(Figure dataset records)
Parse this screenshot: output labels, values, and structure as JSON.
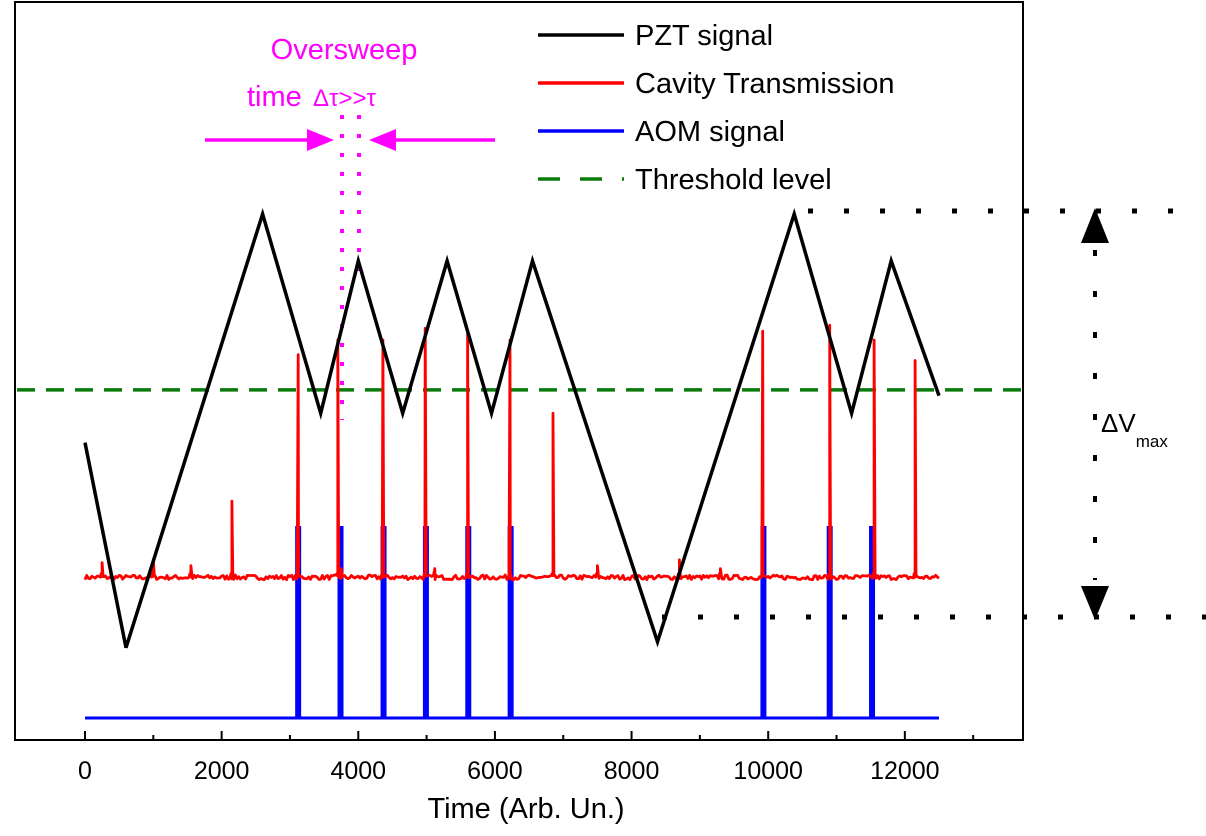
{
  "chart_data": {
    "type": "line",
    "xlabel": "Time (Arb. Un.)",
    "xlim": [
      -1000,
      14000
    ],
    "ylim": [
      0,
      100
    ],
    "xticks": [
      0,
      2000,
      4000,
      6000,
      8000,
      10000,
      12000
    ],
    "tick_labels": [
      "0",
      "2000",
      "4000",
      "6000",
      "8000",
      "10000",
      "12000"
    ],
    "grid": false,
    "legend_position": "top-right",
    "legend": [
      {
        "label": "PZT signal",
        "color": "#000000",
        "style": "solid"
      },
      {
        "label": "Cavity Transmission",
        "color": "#ff0000",
        "style": "solid"
      },
      {
        "label": "AOM signal",
        "color": "#0000ff",
        "style": "solid"
      },
      {
        "label": "Threshold level",
        "color": "#0a7a0a",
        "style": "dashed"
      }
    ],
    "series": [
      {
        "name": "PZT signal",
        "color": "#000000",
        "x": [
          0,
          600,
          2600,
          3450,
          4000,
          4650,
          5300,
          5950,
          6550,
          8380,
          10380,
          11220,
          11800,
          12500
        ],
        "y": [
          51,
          16,
          90,
          56,
          82,
          56,
          82,
          56,
          82,
          17,
          90,
          56,
          82,
          59
        ]
      },
      {
        "name": "Cavity Transmission",
        "color": "#ff0000",
        "baseline": 28,
        "noise": 0.4,
        "peaks": [
          {
            "x": 250,
            "y": 30.5
          },
          {
            "x": 1000,
            "y": 31
          },
          {
            "x": 1550,
            "y": 30
          },
          {
            "x": 2150,
            "y": 41
          },
          {
            "x": 3120,
            "y": 66
          },
          {
            "x": 3700,
            "y": 68.5
          },
          {
            "x": 3750,
            "y": 29.5
          },
          {
            "x": 4360,
            "y": 68.5
          },
          {
            "x": 4980,
            "y": 70.5
          },
          {
            "x": 5120,
            "y": 29.5
          },
          {
            "x": 5600,
            "y": 69.5
          },
          {
            "x": 6220,
            "y": 68.5
          },
          {
            "x": 6850,
            "y": 56
          },
          {
            "x": 7500,
            "y": 30
          },
          {
            "x": 8700,
            "y": 31
          },
          {
            "x": 9300,
            "y": 29.5
          },
          {
            "x": 9920,
            "y": 70
          },
          {
            "x": 10900,
            "y": 71
          },
          {
            "x": 11550,
            "y": 68.5
          },
          {
            "x": 12150,
            "y": 65
          }
        ]
      },
      {
        "name": "AOM signal",
        "color": "#0000ff",
        "baseline": 4,
        "pulse_top": 36.5,
        "pulses": [
          3120,
          3740,
          4370,
          4990,
          5610,
          6230,
          9930,
          10900,
          11520
        ]
      },
      {
        "name": "Threshold level",
        "color": "#0a7a0a",
        "y": 60
      }
    ],
    "annotations": [
      {
        "kind": "text",
        "text": "Oversweep",
        "color": "#ff00ff"
      },
      {
        "kind": "text",
        "text": "time",
        "color": "#ff00ff"
      },
      {
        "kind": "text",
        "text": "Δτ>>τ",
        "color": "#ff00ff"
      },
      {
        "kind": "vline",
        "x": 3750,
        "color": "#ff00ff",
        "style": "dotted"
      },
      {
        "kind": "vline",
        "x": 4000,
        "color": "#ff00ff",
        "style": "dotted"
      },
      {
        "kind": "arrow",
        "from_x": 1750,
        "to_x": 3750,
        "color": "#ff00ff"
      },
      {
        "kind": "arrow",
        "from_x": 6000,
        "to_x": 4000,
        "color": "#ff00ff"
      },
      {
        "kind": "hline",
        "y": 90,
        "from_x": 10380,
        "color": "#000000",
        "style": "dotted"
      },
      {
        "kind": "hline",
        "y": 16,
        "from_x": 8380,
        "color": "#000000",
        "style": "dotted"
      },
      {
        "kind": "double-arrow",
        "x": 13350,
        "y_top": 90,
        "y_bottom": 16,
        "color": "#000000"
      },
      {
        "kind": "label",
        "text": "ΔV",
        "sub": "max"
      }
    ]
  }
}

* SET PROBLEM:
Leave out the pictures and print every line of the data exactly.

* OUTPUT BELOW:
Parse this screenshot: output labels, values, and structure as JSON.
{
  "chart_data": {
    "type": "line",
    "xlabel": "Time (Arb. Un.)",
    "xlim": [
      -1000,
      14000
    ],
    "ylim": [
      0,
      100
    ],
    "xticks": [
      0,
      2000,
      4000,
      6000,
      8000,
      10000,
      12000
    ],
    "tick_labels": [
      "0",
      "2000",
      "4000",
      "6000",
      "8000",
      "10000",
      "12000"
    ],
    "grid": false,
    "legend_position": "top-right",
    "legend": [
      {
        "label": "PZT signal",
        "color": "#000000",
        "style": "solid"
      },
      {
        "label": "Cavity Transmission",
        "color": "#ff0000",
        "style": "solid"
      },
      {
        "label": "AOM signal",
        "color": "#0000ff",
        "style": "solid"
      },
      {
        "label": "Threshold level",
        "color": "#0a7a0a",
        "style": "dashed"
      }
    ],
    "series": [
      {
        "name": "PZT signal",
        "color": "#000000",
        "x": [
          0,
          600,
          2600,
          3450,
          4000,
          4650,
          5300,
          5950,
          6550,
          8380,
          10380,
          11220,
          11800,
          12500
        ],
        "y": [
          51,
          16,
          90,
          56,
          82,
          56,
          82,
          56,
          82,
          17,
          90,
          56,
          82,
          59
        ]
      },
      {
        "name": "Cavity Transmission",
        "color": "#ff0000",
        "baseline": 28,
        "noise": 0.4,
        "peaks": [
          {
            "x": 250,
            "y": 30.5
          },
          {
            "x": 1000,
            "y": 31
          },
          {
            "x": 1550,
            "y": 30
          },
          {
            "x": 2150,
            "y": 41
          },
          {
            "x": 3120,
            "y": 66
          },
          {
            "x": 3700,
            "y": 68.5
          },
          {
            "x": 3750,
            "y": 29.5
          },
          {
            "x": 4360,
            "y": 68.5
          },
          {
            "x": 4980,
            "y": 70.5
          },
          {
            "x": 5120,
            "y": 29.5
          },
          {
            "x": 5600,
            "y": 69.5
          },
          {
            "x": 6220,
            "y": 68.5
          },
          {
            "x": 6850,
            "y": 56
          },
          {
            "x": 7500,
            "y": 30
          },
          {
            "x": 8700,
            "y": 31
          },
          {
            "x": 9300,
            "y": 29.5
          },
          {
            "x": 9920,
            "y": 70
          },
          {
            "x": 10900,
            "y": 71
          },
          {
            "x": 11550,
            "y": 68.5
          },
          {
            "x": 12150,
            "y": 65
          }
        ]
      },
      {
        "name": "AOM signal",
        "color": "#0000ff",
        "baseline": 4,
        "pulse_top": 36.5,
        "pulses": [
          3120,
          3740,
          4370,
          4990,
          5610,
          6230,
          9930,
          10900,
          11520
        ]
      },
      {
        "name": "Threshold level",
        "color": "#0a7a0a",
        "y": 60
      }
    ],
    "annotations": [
      {
        "kind": "text",
        "text": "Oversweep",
        "color": "#ff00ff"
      },
      {
        "kind": "text",
        "text": "time",
        "color": "#ff00ff"
      },
      {
        "kind": "text",
        "text": "Δτ>>τ",
        "color": "#ff00ff"
      },
      {
        "kind": "vline",
        "x": 3750,
        "color": "#ff00ff",
        "style": "dotted"
      },
      {
        "kind": "vline",
        "x": 4000,
        "color": "#ff00ff",
        "style": "dotted"
      },
      {
        "kind": "arrow",
        "from_x": 1750,
        "to_x": 3750,
        "color": "#ff00ff"
      },
      {
        "kind": "arrow",
        "from_x": 6000,
        "to_x": 4000,
        "color": "#ff00ff"
      },
      {
        "kind": "hline",
        "y": 90,
        "from_x": 10380,
        "color": "#000000",
        "style": "dotted"
      },
      {
        "kind": "hline",
        "y": 16,
        "from_x": 8380,
        "color": "#000000",
        "style": "dotted"
      },
      {
        "kind": "double-arrow",
        "x": 13350,
        "y_top": 90,
        "y_bottom": 16,
        "color": "#000000"
      },
      {
        "kind": "label",
        "text": "ΔV",
        "sub": "max"
      }
    ]
  }
}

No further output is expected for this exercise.